[begin INPUT RECORDS]

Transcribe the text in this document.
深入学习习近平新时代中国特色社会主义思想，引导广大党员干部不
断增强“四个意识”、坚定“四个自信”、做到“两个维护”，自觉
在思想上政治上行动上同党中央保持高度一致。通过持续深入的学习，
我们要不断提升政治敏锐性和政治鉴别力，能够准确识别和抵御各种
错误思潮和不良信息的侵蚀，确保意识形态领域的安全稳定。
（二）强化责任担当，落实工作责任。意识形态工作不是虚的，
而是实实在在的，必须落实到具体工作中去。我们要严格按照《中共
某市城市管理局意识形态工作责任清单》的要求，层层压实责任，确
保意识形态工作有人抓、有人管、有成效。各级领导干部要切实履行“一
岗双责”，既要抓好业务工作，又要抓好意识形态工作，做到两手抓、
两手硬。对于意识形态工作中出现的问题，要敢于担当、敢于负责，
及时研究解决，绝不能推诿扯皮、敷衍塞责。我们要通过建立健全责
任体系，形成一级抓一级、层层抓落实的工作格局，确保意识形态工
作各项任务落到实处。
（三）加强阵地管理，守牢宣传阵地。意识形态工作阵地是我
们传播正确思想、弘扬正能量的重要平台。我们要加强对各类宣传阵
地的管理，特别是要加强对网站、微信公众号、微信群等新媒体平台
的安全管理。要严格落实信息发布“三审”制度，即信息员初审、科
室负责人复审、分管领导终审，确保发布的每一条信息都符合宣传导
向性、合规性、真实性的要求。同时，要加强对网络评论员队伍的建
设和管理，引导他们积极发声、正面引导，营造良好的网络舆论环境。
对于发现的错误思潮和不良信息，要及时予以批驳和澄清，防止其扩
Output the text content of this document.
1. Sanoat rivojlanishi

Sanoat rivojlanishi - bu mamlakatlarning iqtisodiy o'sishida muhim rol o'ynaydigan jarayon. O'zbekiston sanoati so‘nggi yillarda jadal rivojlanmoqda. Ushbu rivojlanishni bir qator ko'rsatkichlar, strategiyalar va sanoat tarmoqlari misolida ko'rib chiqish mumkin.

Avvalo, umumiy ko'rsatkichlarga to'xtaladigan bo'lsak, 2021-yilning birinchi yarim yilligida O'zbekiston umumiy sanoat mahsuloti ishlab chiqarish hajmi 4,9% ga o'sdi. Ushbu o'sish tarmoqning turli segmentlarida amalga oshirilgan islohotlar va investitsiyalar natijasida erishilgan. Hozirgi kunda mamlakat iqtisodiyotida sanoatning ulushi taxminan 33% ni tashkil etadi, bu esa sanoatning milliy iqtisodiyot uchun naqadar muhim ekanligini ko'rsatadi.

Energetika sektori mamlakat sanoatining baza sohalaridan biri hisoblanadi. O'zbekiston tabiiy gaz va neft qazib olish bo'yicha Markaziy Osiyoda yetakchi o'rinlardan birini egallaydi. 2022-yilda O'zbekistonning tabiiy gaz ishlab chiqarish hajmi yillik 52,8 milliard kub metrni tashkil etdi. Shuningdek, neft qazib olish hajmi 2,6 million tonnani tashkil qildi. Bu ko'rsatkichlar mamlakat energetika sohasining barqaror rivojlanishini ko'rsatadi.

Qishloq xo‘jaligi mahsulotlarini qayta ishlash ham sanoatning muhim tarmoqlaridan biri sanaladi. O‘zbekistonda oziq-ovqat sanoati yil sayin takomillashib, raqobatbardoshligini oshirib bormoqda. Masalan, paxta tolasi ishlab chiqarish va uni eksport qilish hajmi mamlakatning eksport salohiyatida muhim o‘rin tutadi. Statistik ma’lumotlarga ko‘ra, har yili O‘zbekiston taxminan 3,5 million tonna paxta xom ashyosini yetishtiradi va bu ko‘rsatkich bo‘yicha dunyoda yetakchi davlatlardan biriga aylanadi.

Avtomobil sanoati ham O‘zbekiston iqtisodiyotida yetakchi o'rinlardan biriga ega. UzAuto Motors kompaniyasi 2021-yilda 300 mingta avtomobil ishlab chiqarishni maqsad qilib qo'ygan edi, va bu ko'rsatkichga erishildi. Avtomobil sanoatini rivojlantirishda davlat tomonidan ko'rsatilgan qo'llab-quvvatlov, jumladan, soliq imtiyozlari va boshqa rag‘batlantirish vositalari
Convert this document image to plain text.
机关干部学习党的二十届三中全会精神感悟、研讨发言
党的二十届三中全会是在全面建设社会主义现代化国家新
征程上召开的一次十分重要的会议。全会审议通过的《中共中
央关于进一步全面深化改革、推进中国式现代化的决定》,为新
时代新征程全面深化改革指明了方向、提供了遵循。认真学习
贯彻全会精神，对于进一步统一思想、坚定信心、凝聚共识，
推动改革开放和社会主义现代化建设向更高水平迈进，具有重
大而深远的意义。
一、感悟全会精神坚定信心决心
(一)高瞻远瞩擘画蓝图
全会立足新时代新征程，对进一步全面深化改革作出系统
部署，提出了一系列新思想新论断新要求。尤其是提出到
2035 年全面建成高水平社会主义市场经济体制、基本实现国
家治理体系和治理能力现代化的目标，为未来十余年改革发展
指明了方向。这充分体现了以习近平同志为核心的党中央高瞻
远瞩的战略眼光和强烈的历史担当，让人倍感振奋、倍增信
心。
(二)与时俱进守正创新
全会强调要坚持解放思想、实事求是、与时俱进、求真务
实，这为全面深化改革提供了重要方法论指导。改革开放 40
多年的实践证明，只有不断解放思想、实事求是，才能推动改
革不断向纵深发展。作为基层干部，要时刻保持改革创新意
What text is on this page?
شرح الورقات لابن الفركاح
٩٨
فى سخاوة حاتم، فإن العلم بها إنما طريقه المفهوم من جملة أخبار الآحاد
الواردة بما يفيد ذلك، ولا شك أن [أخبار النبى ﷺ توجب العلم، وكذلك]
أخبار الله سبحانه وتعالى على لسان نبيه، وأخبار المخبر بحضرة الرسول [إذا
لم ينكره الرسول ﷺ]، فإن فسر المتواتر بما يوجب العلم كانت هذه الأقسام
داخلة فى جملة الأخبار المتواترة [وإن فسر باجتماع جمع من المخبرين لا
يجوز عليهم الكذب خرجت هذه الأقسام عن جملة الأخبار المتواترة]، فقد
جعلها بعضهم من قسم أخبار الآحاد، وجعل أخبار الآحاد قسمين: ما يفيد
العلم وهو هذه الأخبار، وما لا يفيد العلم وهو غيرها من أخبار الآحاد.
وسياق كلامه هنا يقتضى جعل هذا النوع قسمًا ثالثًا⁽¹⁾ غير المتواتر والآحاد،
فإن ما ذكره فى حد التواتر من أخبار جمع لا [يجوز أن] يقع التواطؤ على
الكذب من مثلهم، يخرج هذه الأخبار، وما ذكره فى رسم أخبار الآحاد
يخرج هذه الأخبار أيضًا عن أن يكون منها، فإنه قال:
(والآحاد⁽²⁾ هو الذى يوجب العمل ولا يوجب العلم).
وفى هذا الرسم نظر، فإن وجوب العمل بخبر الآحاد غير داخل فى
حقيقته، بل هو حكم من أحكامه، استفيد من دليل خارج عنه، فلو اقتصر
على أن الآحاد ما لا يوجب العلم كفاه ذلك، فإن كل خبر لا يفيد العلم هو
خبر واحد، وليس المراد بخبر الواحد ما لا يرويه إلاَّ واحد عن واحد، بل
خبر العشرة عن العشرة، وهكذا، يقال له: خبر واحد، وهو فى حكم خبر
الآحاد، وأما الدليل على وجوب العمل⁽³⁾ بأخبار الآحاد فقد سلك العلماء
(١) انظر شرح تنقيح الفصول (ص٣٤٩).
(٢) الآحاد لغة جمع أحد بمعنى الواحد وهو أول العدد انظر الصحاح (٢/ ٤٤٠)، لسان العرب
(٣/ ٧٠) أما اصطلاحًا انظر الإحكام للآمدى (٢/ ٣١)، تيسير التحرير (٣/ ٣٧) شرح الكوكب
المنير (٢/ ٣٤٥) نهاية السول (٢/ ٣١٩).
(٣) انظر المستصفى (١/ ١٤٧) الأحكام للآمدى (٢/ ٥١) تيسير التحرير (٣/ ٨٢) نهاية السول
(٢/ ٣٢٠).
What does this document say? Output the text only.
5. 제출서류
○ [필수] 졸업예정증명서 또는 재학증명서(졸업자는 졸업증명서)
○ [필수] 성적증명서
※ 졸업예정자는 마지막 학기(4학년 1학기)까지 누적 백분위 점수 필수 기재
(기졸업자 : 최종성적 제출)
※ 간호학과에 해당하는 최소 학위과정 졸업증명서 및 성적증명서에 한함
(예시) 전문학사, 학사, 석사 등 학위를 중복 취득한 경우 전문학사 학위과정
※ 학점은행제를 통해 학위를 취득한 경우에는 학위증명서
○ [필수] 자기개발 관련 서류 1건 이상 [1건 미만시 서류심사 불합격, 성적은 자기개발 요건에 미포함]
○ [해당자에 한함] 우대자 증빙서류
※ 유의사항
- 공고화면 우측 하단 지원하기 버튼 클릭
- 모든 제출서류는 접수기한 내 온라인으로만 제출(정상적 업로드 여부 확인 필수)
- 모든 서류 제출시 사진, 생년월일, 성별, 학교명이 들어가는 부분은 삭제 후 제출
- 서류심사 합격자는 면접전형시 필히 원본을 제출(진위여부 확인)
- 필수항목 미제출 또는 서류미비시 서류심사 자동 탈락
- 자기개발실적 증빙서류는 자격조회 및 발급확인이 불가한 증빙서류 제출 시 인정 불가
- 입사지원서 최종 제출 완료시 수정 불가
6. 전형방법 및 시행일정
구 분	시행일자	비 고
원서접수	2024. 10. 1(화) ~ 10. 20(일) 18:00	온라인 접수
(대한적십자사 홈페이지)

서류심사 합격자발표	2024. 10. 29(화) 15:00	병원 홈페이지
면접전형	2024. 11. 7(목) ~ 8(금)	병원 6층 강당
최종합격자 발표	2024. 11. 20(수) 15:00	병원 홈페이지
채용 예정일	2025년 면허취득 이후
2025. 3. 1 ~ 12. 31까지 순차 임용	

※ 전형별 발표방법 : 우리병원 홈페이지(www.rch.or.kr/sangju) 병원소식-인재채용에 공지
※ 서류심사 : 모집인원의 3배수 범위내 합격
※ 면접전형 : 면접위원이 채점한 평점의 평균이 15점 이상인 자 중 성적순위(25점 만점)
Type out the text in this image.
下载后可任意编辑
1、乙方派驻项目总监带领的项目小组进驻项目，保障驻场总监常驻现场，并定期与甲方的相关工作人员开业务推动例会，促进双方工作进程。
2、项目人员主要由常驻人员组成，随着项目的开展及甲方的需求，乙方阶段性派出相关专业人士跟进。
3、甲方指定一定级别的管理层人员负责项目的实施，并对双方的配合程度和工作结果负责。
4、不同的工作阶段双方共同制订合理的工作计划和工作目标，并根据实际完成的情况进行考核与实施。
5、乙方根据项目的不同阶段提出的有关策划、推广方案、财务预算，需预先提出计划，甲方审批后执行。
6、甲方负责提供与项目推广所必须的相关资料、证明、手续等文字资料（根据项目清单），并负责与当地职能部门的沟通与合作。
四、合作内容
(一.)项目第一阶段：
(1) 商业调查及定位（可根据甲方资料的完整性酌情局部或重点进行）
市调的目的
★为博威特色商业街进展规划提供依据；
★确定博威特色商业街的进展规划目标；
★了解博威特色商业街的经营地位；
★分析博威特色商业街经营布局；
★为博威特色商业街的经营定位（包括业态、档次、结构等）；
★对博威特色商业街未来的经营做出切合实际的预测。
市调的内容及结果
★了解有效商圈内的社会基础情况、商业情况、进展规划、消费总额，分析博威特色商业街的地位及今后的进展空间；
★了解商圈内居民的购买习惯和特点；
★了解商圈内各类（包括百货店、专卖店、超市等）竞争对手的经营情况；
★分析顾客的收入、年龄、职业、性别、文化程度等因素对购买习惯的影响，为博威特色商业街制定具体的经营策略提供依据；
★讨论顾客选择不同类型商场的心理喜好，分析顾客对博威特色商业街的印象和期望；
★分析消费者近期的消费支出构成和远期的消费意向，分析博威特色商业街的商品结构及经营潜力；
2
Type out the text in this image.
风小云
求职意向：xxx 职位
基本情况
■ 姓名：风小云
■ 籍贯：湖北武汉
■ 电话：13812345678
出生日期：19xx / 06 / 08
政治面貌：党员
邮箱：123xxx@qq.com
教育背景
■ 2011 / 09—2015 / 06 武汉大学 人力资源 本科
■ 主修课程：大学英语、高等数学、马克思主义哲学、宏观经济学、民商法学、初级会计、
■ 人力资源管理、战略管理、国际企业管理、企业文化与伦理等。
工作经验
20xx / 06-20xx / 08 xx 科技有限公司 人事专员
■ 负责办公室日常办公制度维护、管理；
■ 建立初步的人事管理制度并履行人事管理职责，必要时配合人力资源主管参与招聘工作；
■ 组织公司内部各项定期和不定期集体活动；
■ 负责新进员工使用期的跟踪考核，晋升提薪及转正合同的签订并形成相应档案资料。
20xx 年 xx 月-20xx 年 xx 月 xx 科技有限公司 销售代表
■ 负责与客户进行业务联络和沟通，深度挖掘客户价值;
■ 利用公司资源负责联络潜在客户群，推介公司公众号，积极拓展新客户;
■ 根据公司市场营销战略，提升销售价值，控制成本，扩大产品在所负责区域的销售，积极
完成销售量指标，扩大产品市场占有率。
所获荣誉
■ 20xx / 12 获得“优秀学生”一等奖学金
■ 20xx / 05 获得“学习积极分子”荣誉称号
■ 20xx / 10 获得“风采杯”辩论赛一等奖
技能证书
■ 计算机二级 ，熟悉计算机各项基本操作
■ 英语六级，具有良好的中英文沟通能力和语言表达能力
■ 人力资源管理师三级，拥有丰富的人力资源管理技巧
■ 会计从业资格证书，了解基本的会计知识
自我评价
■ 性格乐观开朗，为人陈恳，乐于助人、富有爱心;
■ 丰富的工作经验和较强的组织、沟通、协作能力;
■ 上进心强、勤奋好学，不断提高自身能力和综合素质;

[end INPUT RECORDS]

> _GIVEN REQUEST_:
Across the preceding material, how many lines contain the word "text"? State the number alone.

> _TASK SOLUTION_:
7